▸ **What to work on**:
Below are entries. Pull out all lines containing "JSON".

▸ **Records supplied**:
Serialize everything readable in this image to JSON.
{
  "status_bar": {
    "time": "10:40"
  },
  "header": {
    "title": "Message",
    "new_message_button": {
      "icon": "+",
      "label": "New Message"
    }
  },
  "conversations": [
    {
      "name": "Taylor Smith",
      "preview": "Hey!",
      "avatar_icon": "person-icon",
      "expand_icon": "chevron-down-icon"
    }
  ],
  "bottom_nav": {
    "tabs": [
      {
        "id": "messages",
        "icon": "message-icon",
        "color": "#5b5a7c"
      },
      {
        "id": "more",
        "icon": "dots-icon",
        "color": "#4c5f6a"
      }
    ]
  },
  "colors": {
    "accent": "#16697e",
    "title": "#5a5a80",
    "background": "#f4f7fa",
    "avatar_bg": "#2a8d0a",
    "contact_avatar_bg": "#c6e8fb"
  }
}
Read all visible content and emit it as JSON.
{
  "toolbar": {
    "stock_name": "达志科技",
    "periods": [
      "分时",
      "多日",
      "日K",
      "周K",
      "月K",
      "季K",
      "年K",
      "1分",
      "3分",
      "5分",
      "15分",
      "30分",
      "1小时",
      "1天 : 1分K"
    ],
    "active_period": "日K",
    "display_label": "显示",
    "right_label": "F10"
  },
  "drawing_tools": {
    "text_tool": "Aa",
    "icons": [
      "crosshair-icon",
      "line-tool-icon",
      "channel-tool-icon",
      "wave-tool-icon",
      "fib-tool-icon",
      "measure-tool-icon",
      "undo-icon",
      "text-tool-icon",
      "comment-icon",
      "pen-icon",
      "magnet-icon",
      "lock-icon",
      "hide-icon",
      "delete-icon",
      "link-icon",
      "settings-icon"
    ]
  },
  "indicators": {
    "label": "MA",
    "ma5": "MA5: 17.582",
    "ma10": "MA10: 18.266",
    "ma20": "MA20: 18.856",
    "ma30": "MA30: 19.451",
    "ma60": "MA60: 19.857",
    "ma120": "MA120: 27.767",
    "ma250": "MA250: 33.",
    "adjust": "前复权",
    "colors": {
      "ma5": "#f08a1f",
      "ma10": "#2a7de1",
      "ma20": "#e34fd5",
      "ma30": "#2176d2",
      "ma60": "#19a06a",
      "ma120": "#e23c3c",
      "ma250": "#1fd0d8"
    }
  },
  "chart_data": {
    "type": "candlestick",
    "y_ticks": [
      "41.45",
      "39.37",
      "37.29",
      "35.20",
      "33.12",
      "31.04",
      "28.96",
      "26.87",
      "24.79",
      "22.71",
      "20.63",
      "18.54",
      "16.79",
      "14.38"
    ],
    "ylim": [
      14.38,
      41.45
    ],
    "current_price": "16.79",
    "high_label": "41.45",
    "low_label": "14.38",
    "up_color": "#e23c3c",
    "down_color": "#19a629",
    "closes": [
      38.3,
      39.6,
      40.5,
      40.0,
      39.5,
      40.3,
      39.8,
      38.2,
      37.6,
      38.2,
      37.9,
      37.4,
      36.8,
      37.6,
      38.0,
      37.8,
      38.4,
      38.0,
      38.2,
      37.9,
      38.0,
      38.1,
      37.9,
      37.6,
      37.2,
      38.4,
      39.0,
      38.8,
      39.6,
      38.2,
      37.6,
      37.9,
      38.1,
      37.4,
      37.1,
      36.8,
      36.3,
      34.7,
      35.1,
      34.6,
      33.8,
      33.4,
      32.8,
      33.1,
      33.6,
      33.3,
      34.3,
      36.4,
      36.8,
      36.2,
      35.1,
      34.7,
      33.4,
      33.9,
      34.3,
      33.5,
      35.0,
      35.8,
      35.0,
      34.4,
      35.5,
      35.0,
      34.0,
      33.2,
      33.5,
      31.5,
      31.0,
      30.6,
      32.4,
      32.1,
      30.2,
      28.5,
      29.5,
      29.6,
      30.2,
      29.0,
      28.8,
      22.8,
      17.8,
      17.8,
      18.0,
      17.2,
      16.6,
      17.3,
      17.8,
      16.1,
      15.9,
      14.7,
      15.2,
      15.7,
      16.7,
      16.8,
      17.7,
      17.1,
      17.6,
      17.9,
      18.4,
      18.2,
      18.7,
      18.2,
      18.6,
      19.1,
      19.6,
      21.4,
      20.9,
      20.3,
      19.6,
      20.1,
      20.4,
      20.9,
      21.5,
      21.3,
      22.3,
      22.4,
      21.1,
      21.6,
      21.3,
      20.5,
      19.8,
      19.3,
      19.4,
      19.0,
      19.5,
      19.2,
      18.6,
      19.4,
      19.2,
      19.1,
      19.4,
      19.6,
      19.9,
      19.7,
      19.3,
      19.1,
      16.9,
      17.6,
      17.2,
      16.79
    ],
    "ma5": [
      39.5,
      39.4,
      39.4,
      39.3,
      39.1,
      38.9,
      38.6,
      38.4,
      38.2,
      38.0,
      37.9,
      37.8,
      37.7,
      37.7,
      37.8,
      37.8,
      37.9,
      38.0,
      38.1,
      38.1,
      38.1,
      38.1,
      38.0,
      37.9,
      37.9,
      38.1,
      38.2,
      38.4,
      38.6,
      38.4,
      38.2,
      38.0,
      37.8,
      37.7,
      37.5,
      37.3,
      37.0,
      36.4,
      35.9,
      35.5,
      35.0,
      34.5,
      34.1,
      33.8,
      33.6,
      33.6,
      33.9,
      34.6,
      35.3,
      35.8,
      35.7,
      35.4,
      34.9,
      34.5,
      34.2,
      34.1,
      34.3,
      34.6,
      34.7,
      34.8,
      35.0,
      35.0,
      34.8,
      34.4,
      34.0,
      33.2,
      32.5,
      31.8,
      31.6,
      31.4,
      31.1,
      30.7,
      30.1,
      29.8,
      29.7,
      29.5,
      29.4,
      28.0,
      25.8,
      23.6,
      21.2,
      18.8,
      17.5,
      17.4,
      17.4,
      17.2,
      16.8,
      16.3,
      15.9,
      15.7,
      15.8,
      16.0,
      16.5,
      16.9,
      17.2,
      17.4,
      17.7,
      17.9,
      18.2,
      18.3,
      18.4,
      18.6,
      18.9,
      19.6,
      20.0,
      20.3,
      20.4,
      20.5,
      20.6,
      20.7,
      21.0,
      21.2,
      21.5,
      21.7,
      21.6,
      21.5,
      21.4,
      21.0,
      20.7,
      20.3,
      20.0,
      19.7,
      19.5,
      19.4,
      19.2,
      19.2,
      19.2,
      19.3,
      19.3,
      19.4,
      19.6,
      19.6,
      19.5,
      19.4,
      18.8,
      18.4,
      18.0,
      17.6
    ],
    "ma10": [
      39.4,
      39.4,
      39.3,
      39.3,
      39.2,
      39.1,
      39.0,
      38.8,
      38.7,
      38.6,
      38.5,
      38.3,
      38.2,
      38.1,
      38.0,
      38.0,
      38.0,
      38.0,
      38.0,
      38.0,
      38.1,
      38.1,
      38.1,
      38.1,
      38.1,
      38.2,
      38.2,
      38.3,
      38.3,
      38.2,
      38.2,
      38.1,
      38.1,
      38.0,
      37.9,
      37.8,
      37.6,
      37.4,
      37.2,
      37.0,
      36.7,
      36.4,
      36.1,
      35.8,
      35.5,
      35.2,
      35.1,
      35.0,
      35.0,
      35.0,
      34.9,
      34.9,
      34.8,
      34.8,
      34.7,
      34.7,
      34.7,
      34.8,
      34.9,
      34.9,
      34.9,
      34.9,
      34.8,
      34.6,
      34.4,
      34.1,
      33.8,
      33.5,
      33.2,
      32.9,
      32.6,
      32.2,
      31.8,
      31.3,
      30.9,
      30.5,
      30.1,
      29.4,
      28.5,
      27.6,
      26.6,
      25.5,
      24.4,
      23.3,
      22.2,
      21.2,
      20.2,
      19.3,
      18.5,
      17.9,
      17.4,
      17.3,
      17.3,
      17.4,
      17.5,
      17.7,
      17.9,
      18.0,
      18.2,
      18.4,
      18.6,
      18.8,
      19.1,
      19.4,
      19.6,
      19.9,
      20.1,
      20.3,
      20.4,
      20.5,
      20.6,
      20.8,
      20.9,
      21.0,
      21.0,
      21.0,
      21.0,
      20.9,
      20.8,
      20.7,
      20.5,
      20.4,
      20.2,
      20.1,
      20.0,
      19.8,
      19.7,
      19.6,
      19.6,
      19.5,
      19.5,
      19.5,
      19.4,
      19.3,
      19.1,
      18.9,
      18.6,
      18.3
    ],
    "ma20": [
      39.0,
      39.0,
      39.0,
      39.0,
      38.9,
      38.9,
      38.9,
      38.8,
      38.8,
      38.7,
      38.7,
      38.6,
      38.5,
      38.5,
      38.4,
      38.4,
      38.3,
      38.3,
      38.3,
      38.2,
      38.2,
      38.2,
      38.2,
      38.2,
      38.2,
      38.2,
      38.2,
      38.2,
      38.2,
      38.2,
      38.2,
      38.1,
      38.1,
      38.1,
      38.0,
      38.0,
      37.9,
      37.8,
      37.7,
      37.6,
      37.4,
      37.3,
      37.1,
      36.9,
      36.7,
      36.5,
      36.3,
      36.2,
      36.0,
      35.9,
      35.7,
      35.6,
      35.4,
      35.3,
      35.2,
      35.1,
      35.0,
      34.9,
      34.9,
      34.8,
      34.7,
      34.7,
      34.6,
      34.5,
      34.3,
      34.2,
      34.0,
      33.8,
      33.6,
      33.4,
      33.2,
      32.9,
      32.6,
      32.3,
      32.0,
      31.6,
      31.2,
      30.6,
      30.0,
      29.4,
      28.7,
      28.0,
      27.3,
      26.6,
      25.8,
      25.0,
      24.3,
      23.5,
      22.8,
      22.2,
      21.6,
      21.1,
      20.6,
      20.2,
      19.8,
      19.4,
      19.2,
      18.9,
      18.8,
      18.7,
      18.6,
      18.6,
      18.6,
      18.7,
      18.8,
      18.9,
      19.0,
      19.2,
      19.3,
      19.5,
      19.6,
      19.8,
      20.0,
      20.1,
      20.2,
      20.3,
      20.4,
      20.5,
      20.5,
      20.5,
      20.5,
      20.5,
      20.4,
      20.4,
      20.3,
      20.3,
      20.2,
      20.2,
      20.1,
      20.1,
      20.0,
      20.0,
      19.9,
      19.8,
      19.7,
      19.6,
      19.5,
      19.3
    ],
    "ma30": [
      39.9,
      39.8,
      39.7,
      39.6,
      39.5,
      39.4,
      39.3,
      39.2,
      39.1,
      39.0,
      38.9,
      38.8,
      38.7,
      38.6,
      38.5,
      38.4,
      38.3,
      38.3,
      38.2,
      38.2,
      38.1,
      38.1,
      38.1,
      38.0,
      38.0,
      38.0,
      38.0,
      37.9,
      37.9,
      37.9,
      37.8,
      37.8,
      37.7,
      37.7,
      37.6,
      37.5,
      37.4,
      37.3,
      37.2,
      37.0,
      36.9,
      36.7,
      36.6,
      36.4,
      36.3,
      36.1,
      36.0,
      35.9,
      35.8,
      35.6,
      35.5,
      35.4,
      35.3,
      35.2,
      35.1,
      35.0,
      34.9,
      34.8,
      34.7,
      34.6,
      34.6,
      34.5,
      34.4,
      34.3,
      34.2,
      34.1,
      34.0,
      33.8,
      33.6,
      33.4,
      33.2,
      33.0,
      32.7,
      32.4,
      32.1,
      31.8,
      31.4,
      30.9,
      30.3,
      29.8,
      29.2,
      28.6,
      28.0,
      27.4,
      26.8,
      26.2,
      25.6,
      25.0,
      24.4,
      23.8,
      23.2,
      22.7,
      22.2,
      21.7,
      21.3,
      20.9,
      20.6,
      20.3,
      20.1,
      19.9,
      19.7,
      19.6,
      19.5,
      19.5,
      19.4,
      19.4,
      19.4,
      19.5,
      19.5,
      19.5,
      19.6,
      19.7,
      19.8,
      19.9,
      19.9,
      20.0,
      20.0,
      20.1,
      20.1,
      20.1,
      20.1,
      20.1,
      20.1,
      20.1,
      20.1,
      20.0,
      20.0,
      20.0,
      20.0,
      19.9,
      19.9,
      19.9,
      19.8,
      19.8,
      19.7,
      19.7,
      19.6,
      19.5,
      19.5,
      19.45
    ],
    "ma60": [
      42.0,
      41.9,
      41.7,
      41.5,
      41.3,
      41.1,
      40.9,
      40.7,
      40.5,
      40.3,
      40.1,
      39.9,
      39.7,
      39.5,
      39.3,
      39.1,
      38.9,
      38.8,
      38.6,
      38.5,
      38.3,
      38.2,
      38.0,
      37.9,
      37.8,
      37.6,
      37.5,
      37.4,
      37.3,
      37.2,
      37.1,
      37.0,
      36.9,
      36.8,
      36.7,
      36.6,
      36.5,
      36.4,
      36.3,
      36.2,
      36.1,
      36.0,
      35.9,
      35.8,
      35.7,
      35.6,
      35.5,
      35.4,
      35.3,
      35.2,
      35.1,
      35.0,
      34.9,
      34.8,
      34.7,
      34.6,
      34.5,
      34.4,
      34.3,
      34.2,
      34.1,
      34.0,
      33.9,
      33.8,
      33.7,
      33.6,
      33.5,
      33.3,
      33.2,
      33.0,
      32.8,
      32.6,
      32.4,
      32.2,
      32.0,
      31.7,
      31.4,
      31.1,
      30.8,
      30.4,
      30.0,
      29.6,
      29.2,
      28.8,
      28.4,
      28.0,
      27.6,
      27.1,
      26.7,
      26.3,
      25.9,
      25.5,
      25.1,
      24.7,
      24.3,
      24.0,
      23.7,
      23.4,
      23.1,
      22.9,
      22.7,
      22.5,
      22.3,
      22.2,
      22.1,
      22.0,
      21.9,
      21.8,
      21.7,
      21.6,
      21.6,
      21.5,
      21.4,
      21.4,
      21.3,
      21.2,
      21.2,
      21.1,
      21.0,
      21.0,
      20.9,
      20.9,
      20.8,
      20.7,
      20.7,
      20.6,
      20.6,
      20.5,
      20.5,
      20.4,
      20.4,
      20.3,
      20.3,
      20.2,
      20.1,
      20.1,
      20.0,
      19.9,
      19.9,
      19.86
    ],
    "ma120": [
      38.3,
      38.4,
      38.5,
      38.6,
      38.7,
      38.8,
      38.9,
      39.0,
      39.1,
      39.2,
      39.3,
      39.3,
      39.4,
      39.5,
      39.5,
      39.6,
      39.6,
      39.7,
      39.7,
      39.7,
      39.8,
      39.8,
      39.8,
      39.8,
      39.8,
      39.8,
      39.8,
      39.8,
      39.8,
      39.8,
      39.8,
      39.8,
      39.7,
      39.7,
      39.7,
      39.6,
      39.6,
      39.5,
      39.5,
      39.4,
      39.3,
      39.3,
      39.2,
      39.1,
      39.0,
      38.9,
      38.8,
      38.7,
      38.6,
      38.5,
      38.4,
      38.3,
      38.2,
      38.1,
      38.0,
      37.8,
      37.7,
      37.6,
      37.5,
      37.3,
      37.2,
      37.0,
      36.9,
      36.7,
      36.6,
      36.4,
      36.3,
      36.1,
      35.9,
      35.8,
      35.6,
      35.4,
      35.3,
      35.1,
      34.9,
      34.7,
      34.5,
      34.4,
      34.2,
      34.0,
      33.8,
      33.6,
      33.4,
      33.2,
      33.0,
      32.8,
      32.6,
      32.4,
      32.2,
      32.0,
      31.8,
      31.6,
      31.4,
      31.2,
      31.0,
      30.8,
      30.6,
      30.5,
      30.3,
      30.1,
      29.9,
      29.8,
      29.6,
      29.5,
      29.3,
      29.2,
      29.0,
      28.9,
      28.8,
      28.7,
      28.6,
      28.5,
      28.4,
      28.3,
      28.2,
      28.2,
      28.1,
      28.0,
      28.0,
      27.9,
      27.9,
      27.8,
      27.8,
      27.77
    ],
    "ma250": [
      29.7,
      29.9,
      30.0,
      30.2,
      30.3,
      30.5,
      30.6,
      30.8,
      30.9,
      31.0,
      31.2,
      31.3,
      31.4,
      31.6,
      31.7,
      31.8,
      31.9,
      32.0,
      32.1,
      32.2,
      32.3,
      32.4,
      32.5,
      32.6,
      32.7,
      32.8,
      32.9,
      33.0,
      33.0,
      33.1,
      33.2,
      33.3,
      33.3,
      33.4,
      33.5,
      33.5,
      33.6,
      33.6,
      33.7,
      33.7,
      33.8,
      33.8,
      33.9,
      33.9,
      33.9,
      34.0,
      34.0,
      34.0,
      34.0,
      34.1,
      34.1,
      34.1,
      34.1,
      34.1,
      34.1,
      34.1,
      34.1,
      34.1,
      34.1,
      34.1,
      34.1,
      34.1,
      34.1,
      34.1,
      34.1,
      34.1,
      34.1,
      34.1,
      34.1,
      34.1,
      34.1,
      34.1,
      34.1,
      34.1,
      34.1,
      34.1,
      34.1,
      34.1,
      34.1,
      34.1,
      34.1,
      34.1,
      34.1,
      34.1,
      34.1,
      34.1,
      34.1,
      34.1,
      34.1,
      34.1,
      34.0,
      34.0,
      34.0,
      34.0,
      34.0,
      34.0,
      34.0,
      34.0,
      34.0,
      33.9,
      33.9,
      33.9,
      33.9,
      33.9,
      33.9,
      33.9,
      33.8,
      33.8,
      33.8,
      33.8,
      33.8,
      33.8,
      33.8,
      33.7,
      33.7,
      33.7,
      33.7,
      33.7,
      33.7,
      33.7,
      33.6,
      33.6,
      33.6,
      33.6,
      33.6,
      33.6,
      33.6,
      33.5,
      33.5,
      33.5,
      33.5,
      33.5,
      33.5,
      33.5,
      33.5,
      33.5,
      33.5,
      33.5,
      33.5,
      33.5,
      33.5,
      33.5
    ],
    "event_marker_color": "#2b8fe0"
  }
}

▸ **Result of the exercise**:
Serialize everything readable in this image to JSON.
Read all visible content and emit it as JSON.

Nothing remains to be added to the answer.